- **AVAILABLE DATA**:
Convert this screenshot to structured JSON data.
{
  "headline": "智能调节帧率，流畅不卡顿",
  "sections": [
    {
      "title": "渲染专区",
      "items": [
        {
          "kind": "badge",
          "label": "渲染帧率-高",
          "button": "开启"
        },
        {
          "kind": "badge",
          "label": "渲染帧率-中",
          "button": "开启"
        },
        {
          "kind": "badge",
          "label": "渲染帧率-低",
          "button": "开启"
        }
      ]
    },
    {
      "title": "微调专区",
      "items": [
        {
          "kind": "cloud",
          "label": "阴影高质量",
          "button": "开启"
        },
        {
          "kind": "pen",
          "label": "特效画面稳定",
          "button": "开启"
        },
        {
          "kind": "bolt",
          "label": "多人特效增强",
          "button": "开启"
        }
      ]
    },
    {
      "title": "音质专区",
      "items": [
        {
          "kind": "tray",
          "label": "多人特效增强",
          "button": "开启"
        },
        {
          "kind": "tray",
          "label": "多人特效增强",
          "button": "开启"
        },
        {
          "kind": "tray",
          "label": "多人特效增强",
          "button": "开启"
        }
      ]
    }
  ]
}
...
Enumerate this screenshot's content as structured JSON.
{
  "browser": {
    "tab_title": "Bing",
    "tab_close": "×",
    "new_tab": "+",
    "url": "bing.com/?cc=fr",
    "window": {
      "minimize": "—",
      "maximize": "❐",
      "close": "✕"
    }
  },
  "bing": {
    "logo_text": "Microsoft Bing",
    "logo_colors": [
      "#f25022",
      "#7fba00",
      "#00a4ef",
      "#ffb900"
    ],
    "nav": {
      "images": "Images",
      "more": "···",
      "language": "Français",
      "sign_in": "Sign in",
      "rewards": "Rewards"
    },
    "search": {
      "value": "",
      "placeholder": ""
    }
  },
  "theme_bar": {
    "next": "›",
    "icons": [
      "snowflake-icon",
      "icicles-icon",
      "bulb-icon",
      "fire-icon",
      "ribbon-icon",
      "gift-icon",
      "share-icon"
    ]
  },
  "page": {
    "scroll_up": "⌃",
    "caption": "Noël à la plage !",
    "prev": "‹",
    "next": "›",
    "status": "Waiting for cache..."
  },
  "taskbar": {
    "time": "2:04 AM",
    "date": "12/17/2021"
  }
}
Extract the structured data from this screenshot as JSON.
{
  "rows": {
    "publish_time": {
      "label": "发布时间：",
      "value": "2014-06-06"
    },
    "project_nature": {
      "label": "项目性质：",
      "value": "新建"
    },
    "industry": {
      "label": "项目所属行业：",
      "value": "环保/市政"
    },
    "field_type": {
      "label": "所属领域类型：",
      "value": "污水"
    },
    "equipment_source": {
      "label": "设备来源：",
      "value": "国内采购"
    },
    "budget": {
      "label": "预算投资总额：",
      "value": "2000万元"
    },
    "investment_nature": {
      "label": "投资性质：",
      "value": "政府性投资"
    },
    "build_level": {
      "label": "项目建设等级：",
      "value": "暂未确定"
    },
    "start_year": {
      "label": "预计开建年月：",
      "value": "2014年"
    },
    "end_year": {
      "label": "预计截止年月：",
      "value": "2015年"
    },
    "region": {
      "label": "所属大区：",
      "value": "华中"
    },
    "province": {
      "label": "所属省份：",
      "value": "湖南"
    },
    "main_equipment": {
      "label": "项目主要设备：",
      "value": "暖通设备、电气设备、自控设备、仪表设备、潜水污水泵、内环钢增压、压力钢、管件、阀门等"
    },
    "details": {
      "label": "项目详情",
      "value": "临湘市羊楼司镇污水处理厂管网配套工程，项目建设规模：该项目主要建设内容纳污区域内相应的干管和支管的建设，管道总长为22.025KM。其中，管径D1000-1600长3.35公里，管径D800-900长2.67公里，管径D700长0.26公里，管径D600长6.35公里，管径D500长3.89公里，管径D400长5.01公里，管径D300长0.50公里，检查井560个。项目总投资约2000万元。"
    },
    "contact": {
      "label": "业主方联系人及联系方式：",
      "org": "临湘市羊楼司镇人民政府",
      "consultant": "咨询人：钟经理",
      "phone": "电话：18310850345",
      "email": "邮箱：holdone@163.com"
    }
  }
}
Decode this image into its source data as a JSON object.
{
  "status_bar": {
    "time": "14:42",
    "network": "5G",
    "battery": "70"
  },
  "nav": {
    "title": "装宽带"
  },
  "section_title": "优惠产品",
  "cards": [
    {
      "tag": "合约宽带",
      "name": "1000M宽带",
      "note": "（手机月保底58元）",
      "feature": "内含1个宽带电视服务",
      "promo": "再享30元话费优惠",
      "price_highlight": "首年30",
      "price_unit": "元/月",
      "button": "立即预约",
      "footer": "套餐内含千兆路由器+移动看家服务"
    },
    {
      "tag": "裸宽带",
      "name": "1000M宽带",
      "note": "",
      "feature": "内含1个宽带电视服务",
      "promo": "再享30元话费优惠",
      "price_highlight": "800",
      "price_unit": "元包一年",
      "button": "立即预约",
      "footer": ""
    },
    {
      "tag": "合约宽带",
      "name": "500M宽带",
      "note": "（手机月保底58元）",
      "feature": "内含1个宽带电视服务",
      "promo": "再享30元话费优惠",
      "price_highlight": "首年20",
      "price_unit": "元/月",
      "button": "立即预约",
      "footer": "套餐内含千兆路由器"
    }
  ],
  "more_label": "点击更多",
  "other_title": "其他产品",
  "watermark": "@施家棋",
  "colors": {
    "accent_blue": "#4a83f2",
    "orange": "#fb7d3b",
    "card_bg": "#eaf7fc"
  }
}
...
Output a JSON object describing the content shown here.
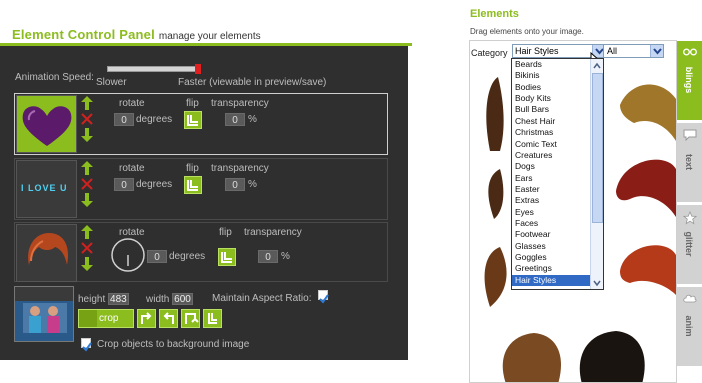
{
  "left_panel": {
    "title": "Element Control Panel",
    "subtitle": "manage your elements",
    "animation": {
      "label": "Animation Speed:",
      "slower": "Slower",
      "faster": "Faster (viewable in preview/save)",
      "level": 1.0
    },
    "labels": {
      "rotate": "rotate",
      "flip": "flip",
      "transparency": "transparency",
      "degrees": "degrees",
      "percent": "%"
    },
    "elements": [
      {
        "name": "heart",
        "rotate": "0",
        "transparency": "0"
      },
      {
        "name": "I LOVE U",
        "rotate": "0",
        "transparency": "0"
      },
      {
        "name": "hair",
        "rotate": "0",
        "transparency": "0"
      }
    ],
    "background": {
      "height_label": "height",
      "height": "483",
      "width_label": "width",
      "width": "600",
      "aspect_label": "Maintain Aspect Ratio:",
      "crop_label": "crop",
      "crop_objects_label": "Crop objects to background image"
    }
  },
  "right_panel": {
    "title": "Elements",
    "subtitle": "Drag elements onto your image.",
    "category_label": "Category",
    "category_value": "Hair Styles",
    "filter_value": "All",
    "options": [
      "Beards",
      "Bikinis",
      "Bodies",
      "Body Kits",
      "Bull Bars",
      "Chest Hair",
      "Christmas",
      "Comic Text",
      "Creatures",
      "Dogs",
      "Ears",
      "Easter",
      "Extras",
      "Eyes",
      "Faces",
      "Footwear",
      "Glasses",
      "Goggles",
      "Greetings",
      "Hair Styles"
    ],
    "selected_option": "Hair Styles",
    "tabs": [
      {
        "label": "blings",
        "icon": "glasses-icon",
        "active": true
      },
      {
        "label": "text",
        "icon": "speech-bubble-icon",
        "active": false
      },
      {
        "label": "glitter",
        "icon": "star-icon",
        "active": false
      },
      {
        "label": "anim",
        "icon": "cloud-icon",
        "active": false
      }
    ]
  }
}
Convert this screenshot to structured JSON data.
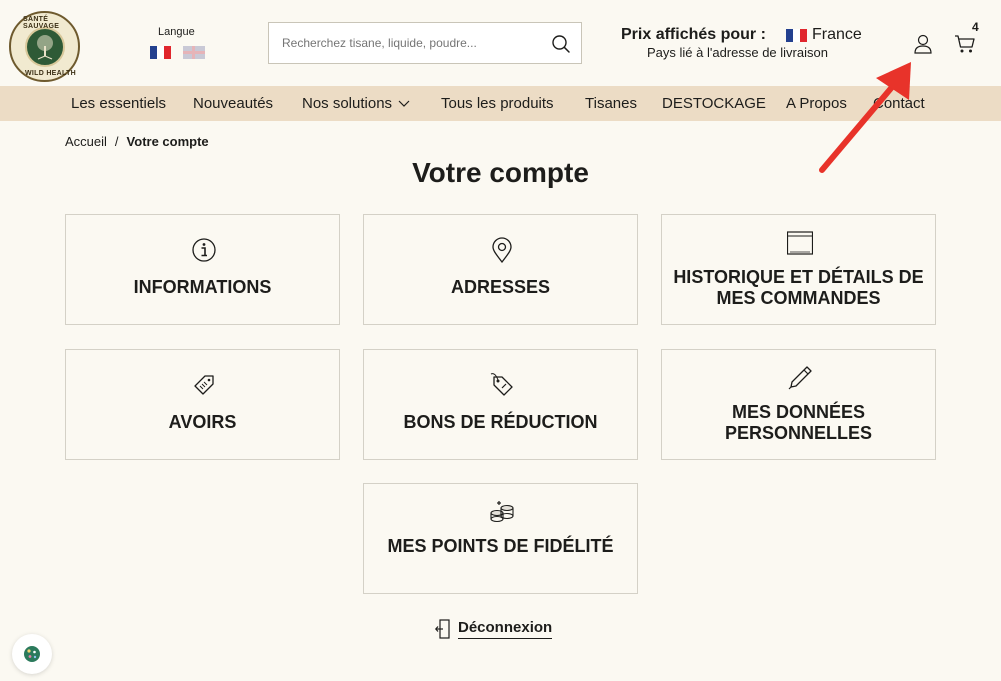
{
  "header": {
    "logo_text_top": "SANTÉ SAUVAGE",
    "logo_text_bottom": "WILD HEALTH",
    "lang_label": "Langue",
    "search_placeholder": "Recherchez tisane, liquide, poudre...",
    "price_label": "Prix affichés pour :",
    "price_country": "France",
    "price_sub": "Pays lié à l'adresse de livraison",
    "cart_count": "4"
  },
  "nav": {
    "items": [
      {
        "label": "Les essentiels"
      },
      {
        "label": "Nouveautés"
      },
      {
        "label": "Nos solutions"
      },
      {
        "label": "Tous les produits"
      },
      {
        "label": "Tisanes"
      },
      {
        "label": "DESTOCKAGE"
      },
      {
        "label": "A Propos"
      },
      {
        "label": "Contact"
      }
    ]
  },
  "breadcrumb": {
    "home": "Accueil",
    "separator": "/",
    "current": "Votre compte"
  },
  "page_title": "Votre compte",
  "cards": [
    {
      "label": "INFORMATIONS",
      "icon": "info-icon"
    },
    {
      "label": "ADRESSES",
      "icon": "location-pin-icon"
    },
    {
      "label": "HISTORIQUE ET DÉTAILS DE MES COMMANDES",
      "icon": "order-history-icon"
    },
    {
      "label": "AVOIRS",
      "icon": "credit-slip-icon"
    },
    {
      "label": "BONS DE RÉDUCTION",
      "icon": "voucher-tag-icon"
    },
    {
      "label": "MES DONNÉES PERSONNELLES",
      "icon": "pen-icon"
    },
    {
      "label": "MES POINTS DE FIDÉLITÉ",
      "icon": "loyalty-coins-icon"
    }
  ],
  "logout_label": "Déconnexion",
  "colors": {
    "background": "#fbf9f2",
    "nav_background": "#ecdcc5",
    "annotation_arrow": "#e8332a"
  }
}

- **EXERCISE**: Identify the lines above with the word "compte". Copy them.

- **WORKED SOLUTION**:
    "current": "Votre compte"
  "page_title": "Votre compte",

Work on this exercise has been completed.